- _What is needed_
Repeat the records below exactly as they appear.

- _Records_
________________________

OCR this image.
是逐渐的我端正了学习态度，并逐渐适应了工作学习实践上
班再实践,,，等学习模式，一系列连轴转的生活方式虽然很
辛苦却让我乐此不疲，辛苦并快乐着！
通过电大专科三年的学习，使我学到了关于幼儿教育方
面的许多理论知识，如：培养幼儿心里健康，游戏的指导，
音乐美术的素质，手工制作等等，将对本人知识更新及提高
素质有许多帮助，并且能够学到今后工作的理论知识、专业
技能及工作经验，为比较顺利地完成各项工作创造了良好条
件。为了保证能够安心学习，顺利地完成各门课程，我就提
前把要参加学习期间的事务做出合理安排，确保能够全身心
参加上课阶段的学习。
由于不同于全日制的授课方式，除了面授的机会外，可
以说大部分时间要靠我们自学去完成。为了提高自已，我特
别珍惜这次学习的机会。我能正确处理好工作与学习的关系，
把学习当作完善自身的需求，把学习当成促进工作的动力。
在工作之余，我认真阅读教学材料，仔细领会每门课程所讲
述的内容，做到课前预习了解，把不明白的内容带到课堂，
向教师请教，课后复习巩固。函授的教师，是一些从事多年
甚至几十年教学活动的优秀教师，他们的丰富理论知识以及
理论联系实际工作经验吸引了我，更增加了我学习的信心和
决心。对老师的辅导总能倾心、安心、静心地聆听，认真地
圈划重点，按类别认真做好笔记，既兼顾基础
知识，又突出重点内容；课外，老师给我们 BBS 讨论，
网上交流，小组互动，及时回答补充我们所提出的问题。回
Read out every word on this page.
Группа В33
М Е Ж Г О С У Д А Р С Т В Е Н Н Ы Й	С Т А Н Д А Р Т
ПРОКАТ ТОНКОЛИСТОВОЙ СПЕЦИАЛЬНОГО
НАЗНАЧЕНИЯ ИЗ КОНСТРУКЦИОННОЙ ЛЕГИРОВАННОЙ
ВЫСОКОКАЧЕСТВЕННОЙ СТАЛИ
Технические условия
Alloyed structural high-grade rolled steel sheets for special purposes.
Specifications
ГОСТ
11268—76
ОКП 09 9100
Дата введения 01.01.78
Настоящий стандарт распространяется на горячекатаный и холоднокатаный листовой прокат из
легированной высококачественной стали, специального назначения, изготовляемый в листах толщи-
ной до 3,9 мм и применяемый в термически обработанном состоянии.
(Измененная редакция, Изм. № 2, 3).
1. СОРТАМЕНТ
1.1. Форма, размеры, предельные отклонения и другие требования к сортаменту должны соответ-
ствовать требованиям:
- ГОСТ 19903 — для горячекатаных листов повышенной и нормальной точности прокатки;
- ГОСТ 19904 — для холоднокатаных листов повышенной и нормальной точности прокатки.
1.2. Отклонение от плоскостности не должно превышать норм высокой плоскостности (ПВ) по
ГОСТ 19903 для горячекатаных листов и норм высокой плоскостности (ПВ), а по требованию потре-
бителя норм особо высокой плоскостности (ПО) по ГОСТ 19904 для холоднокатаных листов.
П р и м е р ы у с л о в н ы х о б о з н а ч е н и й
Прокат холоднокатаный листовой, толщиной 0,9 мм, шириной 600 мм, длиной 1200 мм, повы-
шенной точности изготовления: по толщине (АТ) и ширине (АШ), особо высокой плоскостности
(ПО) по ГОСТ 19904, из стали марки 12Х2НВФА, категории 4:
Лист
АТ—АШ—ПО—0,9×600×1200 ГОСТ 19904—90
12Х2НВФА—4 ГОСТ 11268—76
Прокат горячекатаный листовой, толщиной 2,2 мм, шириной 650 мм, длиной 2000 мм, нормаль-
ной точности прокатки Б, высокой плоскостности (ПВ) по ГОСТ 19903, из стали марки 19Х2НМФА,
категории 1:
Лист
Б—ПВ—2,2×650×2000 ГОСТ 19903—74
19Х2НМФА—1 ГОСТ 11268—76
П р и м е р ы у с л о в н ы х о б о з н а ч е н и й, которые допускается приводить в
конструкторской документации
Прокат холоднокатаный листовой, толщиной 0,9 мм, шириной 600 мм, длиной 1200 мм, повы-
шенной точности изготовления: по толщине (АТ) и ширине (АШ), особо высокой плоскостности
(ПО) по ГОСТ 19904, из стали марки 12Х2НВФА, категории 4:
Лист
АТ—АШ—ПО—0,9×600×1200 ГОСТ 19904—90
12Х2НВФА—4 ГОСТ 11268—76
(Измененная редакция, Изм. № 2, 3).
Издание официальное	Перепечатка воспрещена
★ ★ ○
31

________________________

- _Finished exercise_
OCR this image.
是逐渐的我端正了学习态度，并逐渐适应了工作学习实践上
班再实践,,，等学习模式，一系列连轴转的生活方式虽然很
辛苦却让我乐此不疲，辛苦并快乐着！
通过电大专科三年的学习，使我学到了关于幼儿教育方
面的许多理论知识，如：培养幼儿心里健康，游戏的指导，
音乐美术的素质，手工制作等等，将对本人知识更新及提高
素质有许多帮助，并且能够学到今后工作的理论知识、专业
技能及工作经验，为比较顺利地完成各项工作创造了良好条
件。为了保证能够安心学习，顺利地完成各门课程，我就提
前把要参加学习期间的事务做出合理安排，确保能够全身心
参加上课阶段的学习。
由于不同于全日制的授课方式，除了面授的机会外，可
以说大部分时间要靠我们自学去完成。为了提高自已，我特
别珍惜这次学习的机会。我能正确处理好工作与学习的关系，
把学习当作完善自身的需求，把学习当成促进工作的动力。
在工作之余，我认真阅读教学材料，仔细领会每门课程所讲
述的内容，做到课前预习了解，把不明白的内容带到课堂，
向教师请教，课后复习巩固。函授的教师，是一些从事多年
甚至几十年教学活动的优秀教师，他们的丰富理论知识以及
理论联系实际工作经验吸引了我，更增加了我学习的信心和
决心。对老师的辅导总能倾心、安心、静心地聆听，认真地
圈划重点，按类别认真做好笔记，既兼顾基础
知识，又突出重点内容；课外，老师给我们 BBS 讨论，
网上交流，小组互动，及时回答补充我们所提出的问题。回
Read out every word on this page.
Группа В33
М Е Ж Г О С У Д А Р С Т В Е Н Н Ы Й	С Т А Н Д А Р Т
ПРОКАТ ТОНКОЛИСТОВОЙ СПЕЦИАЛЬНОГО
НАЗНАЧЕНИЯ ИЗ КОНСТРУКЦИОННОЙ ЛЕГИРОВАННОЙ
ВЫСОКОКАЧЕСТВЕННОЙ СТАЛИ
Технические условия
Alloyed structural high-grade rolled steel sheets for special purposes.
Specifications
ГОСТ
11268—76
ОКП 09 9100
Дата введения 01.01.78
Настоящий стандарт распространяется на горячекатаный и холоднокатаный листовой прокат из
легированной высококачественной стали, специального назначения, изготовляемый в листах толщи-
ной до 3,9 мм и применяемый в термически обработанном состоянии.
(Измененная редакция, Изм. № 2, 3).
1. СОРТАМЕНТ
1.1. Форма, размеры, предельные отклонения и другие требования к сортаменту должны соответ-
ствовать требованиям:
- ГОСТ 19903 — для горячекатаных листов повышенной и нормальной точности прокатки;
- ГОСТ 19904 — для холоднокатаных листов повышенной и нормальной точности прокатки.
1.2. Отклонение от плоскостности не должно превышать норм высокой плоскостности (ПВ) по
ГОСТ 19903 для горячекатаных листов и норм высокой плоскостности (ПВ), а по требованию потре-
бителя норм особо высокой плоскостности (ПО) по ГОСТ 19904 для холоднокатаных листов.
П р и м е р ы у с л о в н ы х о б о з н а ч е н и й
Прокат холоднокатаный листовой, толщиной 0,9 мм, шириной 600 мм, длиной 1200 мм, повы-
шенной точности изготовления: по толщине (АТ) и ширине (АШ), особо высокой плоскостности
(ПО) по ГОСТ 19904, из стали марки 12Х2НВФА, категории 4:
Лист
АТ—АШ—ПО—0,9×600×1200 ГОСТ 19904—90
12Х2НВФА—4 ГОСТ 11268—76
Прокат горячекатаный листовой, толщиной 2,2 мм, шириной 650 мм, длиной 2000 мм, нормаль-
ной точности прокатки Б, высокой плоскостности (ПВ) по ГОСТ 19903, из стали марки 19Х2НМФА,
категории 1:
Лист
Б—ПВ—2,2×650×2000 ГОСТ 19903—74
19Х2НМФА—1 ГОСТ 11268—76
П р и м е р ы у с л о в н ы х о б о з н а ч е н и й, которые допускается приводить в
конструкторской документации
Прокат холоднокатаный листовой, толщиной 0,9 мм, шириной 600 мм, длиной 1200 мм, повы-
шенной точности изготовления: по толщине (АТ) и ширине (АШ), особо высокой плоскостности
(ПО) по ГОСТ 19904, из стали марки 12Х2НВФА, категории 4:
Лист
АТ—АШ—ПО—0,9×600×1200 ГОСТ 19904—90
12Х2НВФА—4 ГОСТ 11268—76
(Измененная редакция, Изм. № 2, 3).
Издание официальное	Перепечатка воспрещена
★ ★ ○
31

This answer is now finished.